* BEGIN Provided information *
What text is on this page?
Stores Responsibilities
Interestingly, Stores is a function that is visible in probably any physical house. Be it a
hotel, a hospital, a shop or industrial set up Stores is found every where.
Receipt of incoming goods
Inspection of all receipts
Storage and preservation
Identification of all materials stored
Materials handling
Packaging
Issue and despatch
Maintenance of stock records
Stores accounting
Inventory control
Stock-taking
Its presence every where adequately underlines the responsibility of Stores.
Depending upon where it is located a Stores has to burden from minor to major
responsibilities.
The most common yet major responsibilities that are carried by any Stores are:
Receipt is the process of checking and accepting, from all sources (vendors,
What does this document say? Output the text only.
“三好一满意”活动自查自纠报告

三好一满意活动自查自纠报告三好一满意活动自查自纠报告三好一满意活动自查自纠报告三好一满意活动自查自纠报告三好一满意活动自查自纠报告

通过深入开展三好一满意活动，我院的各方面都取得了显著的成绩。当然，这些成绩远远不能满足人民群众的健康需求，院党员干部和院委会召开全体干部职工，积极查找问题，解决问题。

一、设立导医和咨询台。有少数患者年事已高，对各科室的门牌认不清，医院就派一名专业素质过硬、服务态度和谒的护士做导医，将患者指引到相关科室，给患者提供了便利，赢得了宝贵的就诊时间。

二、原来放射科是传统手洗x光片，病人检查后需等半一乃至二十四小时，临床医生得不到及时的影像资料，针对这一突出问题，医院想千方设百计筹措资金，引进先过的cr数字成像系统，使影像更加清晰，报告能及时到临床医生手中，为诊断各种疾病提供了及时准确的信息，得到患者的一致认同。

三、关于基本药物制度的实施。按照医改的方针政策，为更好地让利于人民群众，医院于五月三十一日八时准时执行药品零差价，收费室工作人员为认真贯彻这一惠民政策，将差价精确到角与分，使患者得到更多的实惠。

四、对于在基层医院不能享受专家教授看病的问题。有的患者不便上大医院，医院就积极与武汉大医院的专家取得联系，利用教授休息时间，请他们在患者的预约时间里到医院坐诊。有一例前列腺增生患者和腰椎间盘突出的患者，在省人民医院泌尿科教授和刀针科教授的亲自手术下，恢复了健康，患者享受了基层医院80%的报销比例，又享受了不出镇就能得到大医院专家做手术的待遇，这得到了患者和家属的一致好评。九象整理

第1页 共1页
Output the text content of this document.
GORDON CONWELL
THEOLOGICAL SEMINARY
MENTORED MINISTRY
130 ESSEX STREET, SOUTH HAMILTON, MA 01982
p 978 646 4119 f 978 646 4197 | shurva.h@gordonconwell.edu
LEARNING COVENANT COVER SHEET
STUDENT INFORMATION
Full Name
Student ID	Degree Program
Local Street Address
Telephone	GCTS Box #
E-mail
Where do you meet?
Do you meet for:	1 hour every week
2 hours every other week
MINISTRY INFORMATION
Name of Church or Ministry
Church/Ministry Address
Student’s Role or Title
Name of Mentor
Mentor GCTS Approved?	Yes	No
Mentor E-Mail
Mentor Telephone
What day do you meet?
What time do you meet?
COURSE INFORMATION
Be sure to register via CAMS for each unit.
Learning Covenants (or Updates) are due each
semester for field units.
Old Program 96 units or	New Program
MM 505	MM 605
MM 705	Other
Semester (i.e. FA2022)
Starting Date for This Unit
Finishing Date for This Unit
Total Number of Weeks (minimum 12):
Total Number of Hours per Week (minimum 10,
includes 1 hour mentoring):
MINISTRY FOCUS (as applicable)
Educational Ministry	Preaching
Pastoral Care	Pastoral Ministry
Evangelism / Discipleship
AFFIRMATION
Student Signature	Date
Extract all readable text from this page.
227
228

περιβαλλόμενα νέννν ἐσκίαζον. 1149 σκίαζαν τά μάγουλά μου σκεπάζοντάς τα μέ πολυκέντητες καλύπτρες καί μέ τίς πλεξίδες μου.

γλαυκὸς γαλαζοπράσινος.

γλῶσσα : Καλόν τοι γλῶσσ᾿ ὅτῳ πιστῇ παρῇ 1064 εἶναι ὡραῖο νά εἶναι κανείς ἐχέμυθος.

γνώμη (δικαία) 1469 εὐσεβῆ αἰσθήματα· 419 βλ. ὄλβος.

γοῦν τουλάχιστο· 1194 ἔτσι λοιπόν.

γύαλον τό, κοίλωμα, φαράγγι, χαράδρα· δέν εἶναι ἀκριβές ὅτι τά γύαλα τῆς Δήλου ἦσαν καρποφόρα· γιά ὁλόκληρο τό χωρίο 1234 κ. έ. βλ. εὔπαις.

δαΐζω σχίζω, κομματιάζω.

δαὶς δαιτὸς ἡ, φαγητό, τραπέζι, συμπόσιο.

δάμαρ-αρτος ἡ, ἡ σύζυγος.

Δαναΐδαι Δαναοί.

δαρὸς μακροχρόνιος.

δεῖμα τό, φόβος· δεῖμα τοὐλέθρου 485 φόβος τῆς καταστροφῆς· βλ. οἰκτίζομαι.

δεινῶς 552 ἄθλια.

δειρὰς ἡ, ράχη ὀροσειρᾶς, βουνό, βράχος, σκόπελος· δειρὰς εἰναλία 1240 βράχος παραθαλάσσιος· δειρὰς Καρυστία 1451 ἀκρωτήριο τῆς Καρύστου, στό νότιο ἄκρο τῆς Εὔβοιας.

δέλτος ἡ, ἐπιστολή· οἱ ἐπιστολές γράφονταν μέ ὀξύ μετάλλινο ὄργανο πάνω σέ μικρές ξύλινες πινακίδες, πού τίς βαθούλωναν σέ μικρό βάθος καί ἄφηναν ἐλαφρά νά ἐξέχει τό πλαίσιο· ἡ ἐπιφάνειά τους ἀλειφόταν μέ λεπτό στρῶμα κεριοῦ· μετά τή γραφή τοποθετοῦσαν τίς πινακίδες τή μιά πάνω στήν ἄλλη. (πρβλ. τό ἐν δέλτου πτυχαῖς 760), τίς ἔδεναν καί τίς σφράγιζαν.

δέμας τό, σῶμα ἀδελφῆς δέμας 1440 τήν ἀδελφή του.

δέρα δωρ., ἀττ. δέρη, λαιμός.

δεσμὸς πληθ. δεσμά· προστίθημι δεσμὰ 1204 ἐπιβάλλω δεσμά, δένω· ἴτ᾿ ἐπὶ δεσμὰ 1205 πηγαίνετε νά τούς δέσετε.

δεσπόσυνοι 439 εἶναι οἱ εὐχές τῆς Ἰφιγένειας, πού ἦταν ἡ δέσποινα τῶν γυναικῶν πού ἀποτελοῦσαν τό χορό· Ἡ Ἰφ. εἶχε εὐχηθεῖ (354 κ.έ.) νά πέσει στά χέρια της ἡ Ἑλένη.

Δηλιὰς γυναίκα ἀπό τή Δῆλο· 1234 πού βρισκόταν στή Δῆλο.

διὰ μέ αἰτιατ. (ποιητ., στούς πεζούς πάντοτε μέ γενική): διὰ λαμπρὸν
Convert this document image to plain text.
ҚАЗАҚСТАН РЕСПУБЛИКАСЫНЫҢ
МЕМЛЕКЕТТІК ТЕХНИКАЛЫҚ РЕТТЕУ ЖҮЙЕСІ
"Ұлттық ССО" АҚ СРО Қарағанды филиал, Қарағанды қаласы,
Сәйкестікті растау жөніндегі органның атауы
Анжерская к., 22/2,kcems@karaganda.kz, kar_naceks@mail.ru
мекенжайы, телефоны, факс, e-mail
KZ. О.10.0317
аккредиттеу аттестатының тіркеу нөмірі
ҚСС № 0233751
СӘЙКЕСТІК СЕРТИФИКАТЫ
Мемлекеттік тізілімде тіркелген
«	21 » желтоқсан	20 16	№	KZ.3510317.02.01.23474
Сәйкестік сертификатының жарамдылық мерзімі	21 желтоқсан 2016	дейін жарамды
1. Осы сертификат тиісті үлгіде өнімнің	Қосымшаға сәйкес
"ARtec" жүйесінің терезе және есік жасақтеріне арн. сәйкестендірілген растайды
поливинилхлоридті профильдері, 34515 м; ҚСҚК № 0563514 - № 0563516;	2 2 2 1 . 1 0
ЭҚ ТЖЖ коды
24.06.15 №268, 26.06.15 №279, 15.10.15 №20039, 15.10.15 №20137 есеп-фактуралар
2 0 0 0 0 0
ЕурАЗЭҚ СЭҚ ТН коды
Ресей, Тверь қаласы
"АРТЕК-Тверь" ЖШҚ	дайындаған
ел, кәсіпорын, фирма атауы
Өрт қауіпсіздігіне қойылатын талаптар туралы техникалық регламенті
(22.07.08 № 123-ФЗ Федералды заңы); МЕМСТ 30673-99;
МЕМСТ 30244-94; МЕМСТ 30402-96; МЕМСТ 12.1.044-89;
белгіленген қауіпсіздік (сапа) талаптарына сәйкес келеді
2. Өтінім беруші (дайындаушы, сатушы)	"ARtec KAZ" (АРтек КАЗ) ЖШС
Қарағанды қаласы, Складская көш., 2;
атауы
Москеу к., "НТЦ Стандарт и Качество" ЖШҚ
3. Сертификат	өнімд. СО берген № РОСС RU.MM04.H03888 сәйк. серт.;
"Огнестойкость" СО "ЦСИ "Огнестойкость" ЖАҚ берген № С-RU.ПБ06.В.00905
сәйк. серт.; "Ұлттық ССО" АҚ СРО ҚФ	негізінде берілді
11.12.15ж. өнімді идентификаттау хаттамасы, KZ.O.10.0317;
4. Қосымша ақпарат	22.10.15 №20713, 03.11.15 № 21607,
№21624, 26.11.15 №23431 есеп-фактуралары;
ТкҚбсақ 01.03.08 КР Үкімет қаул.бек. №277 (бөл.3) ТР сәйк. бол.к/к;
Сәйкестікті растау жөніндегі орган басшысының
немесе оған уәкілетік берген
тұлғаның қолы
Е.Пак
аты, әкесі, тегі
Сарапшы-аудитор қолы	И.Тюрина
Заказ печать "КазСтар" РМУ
* END Provided information *
## The task:
Find the word "Ұлттық" in the material, then list each line that holds it.

## Exercise response:
"Ұлттық ССО" АҚ СРО Қарағанды филиал, Қарағанды қаласы,
сәйк. серт.; "Ұлттық ССО" АҚ СРО ҚФ	негізінде берілді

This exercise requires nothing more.